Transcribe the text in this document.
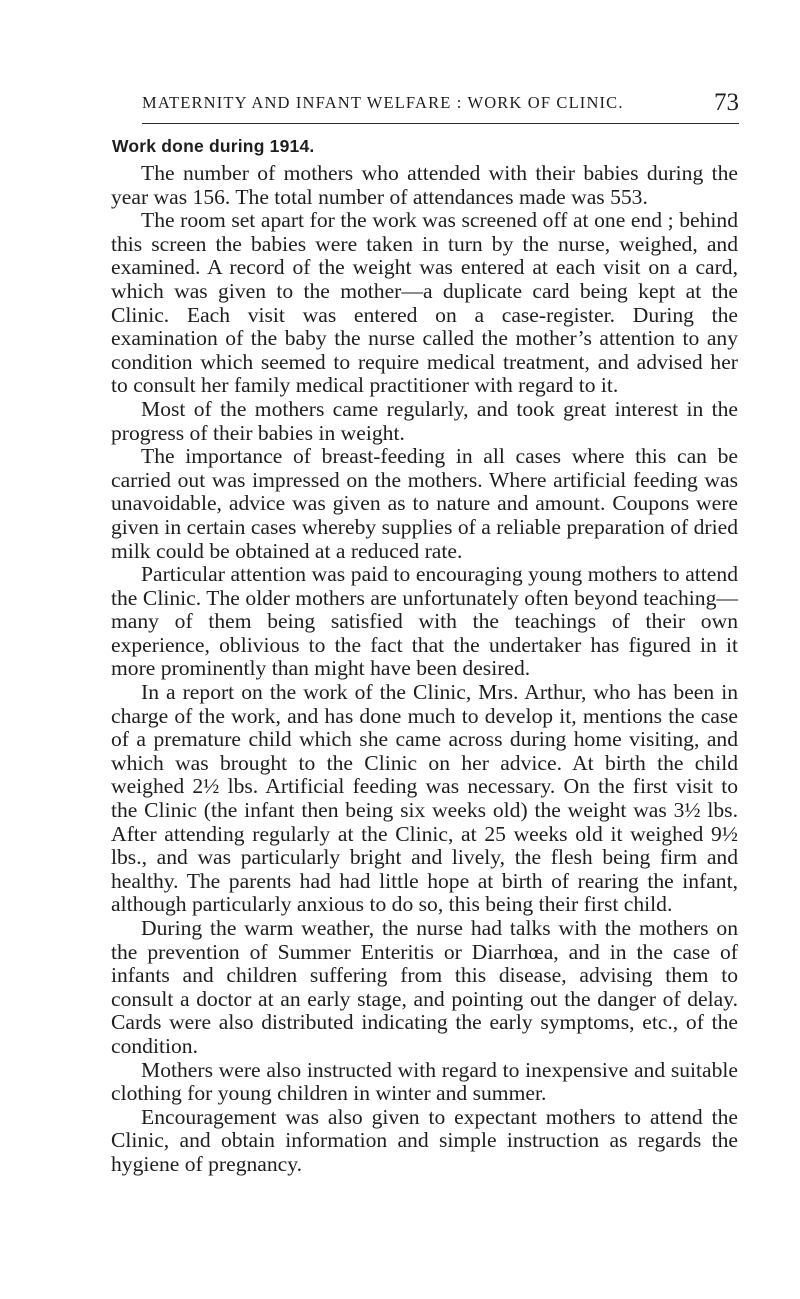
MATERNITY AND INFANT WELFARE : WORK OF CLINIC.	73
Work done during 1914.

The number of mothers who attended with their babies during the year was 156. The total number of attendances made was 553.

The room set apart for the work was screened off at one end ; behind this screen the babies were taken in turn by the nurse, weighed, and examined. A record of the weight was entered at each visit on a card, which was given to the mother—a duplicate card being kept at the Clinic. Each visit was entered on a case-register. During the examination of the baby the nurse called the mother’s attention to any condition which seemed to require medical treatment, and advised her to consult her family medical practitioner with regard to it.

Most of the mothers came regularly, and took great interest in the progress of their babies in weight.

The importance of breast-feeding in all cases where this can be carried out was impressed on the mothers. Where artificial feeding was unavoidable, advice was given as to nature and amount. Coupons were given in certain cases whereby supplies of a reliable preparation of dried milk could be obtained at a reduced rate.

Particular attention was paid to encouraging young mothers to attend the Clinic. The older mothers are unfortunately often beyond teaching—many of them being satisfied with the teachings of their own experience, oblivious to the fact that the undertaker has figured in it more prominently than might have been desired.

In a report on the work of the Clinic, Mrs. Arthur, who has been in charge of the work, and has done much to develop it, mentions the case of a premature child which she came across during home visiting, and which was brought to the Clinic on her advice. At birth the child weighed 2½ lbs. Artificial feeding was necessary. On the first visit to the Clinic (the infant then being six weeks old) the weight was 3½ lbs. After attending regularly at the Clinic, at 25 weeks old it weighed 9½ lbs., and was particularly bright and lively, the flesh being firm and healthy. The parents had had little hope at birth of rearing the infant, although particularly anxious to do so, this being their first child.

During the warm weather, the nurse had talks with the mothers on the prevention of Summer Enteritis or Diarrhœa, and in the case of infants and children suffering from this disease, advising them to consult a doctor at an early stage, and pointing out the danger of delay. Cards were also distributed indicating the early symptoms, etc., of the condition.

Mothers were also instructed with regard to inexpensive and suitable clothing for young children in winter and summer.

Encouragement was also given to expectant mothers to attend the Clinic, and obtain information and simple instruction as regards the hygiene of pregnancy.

...

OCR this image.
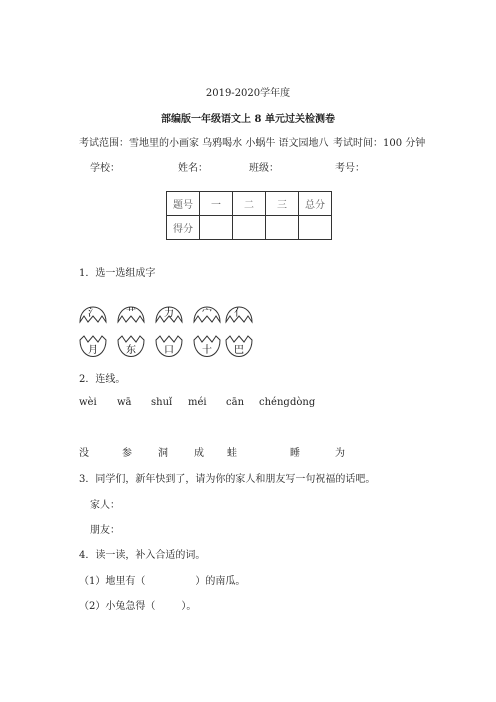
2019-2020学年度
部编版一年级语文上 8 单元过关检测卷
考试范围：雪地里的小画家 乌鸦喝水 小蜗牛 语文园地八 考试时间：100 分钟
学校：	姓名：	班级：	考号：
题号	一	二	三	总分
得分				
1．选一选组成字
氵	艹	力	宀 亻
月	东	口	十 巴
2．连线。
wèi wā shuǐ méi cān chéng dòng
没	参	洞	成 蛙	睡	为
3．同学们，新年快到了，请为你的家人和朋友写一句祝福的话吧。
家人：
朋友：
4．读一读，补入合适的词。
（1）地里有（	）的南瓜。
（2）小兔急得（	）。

WHAT YOU SHOULD DO: List the lines of the material in which the word "children" occurs.

RESULT FOR THIS TASK:
During the warm weather, the nurse had talks with the mothers on the prevention of Summer Enteritis or Diarrhœa, and in the case of infants and children suffering from this disease, advising them to consult a doctor at an early stage, and pointing out the danger of delay. Cards were also distributed indicating the early symptoms, etc., of the condition.
Mothers were also instructed with regard to inexpensive and suitable clothing for young children in winter and summer.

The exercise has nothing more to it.